■ **Exercise goal**:
Answer with one number: how many lines hold the string "data".

■ **Records**:

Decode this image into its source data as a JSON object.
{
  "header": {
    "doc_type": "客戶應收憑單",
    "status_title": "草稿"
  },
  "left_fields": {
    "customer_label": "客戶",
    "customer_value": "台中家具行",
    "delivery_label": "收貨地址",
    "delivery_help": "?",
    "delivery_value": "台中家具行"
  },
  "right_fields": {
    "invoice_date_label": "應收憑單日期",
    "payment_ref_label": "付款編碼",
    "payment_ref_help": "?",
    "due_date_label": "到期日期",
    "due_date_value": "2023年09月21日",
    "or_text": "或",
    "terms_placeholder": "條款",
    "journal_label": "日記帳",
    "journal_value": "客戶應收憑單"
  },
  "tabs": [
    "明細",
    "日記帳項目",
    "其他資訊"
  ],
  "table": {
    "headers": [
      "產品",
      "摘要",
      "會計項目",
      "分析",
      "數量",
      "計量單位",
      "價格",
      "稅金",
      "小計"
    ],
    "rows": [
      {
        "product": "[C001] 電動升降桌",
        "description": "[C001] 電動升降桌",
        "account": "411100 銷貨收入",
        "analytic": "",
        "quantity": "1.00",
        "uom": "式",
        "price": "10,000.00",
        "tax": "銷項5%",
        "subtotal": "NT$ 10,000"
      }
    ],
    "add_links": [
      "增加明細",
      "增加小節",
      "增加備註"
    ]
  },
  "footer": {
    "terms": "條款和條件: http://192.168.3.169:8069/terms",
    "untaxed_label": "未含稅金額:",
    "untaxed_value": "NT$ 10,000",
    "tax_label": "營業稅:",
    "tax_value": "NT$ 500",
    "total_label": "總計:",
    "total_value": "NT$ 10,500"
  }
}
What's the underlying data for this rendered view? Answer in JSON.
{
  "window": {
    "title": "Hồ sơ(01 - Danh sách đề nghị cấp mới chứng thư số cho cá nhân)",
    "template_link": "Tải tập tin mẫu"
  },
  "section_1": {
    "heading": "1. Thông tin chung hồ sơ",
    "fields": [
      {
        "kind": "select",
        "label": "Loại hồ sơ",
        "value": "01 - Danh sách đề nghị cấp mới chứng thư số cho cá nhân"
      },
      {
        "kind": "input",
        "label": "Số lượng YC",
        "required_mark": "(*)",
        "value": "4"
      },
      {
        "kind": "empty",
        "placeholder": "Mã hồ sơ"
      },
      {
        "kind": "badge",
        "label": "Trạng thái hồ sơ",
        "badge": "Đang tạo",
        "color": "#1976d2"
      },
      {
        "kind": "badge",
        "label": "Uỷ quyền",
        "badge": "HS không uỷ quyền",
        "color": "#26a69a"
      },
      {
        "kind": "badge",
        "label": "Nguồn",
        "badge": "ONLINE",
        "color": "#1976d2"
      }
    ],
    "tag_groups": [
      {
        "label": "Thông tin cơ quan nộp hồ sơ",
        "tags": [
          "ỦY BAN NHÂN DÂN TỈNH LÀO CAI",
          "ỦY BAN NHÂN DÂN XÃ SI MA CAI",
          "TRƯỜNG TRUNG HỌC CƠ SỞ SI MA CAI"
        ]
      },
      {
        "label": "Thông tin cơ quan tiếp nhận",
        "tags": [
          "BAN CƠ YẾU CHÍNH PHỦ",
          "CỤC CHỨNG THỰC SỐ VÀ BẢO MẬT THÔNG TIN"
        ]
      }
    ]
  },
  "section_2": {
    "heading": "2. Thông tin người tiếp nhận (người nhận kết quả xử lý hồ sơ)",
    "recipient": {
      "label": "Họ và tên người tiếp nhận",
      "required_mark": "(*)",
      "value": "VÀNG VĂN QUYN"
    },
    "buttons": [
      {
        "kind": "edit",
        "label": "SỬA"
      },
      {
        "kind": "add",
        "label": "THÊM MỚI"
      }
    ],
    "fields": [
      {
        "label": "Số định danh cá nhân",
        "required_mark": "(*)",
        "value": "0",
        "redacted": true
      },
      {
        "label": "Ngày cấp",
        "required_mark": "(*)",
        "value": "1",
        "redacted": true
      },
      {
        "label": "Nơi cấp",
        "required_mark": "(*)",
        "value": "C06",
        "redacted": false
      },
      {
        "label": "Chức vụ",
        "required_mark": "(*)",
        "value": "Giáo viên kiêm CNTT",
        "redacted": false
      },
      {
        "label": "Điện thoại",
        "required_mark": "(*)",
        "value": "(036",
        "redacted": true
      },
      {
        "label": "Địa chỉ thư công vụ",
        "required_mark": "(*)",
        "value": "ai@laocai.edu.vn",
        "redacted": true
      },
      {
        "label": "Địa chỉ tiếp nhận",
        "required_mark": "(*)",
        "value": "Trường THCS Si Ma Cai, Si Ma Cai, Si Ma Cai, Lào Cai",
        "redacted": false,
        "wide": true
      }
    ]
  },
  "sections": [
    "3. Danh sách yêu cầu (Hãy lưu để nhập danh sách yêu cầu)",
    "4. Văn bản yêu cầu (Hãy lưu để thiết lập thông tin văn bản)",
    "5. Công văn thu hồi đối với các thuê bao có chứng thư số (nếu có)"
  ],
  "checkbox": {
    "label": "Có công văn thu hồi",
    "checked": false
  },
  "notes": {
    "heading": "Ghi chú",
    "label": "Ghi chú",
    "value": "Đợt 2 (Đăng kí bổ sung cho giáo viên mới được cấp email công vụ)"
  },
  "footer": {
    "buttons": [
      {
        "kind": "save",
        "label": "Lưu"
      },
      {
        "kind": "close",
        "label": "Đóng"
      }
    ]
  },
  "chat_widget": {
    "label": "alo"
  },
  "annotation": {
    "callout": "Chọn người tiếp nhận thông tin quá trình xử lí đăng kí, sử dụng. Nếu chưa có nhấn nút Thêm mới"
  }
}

--

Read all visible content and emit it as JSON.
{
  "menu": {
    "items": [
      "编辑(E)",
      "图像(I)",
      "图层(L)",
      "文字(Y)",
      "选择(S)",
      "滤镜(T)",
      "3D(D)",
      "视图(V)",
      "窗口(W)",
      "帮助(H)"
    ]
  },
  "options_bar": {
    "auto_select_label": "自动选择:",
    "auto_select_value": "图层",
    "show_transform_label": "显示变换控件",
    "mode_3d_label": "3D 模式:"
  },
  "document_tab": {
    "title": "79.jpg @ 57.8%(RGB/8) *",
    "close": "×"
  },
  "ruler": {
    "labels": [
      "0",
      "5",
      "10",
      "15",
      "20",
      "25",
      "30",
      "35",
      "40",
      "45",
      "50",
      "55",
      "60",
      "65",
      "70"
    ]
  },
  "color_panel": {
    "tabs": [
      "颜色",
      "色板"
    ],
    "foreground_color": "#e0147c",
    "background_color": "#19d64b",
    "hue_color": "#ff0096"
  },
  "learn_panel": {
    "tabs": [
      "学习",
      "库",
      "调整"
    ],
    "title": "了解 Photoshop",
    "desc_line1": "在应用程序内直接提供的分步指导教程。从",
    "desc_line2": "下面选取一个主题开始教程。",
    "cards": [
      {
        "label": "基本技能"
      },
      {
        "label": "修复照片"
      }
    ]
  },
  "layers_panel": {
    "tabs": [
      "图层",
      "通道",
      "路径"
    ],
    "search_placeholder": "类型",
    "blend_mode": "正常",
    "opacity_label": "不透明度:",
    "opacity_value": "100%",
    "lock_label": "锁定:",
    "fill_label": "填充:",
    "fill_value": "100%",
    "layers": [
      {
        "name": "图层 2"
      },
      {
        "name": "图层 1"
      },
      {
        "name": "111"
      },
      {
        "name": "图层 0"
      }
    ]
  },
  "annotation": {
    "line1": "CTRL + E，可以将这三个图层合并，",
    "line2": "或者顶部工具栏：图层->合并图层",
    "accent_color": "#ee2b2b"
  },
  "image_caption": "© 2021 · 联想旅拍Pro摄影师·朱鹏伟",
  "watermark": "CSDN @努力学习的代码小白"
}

==

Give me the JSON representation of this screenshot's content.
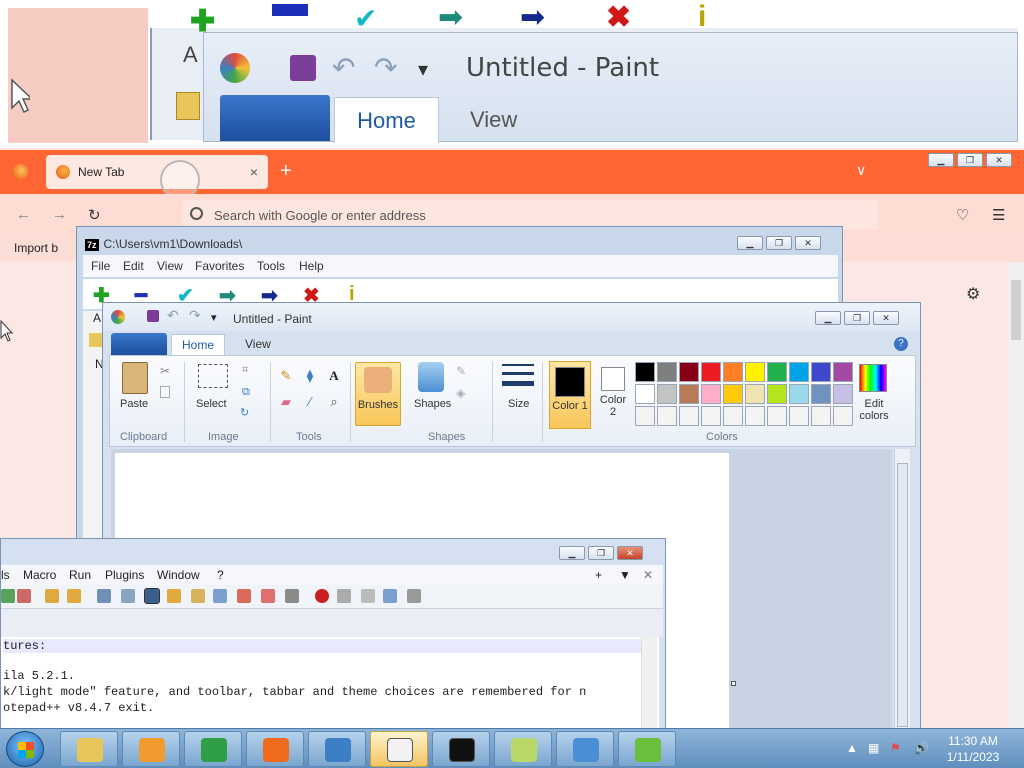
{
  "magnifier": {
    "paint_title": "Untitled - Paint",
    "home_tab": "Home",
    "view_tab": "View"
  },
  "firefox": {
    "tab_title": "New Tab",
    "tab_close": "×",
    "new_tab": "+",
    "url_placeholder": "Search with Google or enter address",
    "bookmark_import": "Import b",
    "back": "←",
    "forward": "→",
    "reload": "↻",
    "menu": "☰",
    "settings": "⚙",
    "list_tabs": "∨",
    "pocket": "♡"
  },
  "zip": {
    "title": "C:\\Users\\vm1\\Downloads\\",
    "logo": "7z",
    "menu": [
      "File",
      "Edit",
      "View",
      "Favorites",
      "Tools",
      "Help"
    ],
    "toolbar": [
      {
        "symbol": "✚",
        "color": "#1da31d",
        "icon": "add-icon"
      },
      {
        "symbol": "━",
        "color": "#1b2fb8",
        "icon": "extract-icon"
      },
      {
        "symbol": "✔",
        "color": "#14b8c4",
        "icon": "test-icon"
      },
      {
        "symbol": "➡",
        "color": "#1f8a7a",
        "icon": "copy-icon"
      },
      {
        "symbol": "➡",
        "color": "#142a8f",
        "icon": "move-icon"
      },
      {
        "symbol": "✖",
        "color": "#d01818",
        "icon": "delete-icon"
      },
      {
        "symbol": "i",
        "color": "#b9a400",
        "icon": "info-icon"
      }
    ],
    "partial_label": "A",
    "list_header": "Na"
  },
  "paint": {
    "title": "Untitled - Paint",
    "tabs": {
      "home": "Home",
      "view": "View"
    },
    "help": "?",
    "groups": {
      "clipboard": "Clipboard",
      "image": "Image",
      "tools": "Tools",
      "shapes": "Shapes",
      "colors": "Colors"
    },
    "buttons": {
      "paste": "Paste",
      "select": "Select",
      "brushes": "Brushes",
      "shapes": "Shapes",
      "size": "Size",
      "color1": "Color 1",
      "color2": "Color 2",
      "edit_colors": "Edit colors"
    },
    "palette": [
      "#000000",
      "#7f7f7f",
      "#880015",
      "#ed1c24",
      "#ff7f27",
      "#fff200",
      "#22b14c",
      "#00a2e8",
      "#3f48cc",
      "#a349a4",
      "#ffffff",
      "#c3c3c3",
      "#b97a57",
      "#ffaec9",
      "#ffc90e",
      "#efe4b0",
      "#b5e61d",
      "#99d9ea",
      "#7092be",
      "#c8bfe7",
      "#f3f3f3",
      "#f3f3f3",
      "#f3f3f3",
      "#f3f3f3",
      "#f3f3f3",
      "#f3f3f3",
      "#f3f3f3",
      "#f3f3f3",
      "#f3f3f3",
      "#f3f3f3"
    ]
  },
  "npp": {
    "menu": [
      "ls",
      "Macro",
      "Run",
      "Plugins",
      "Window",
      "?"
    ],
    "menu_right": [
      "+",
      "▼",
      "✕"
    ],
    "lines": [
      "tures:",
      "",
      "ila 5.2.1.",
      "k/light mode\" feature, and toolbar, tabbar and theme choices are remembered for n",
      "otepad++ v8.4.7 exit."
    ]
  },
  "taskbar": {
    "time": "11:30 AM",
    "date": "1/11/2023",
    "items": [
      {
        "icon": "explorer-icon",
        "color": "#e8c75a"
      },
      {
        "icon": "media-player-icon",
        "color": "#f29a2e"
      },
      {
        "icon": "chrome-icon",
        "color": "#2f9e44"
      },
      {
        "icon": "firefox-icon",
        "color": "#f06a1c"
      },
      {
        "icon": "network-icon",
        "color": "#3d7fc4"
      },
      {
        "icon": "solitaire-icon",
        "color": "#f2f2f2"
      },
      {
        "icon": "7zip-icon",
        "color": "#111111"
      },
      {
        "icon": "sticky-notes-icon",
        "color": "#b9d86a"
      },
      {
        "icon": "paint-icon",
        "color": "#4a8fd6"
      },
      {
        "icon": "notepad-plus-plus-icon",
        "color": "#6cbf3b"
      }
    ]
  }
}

■ **Task output**:
2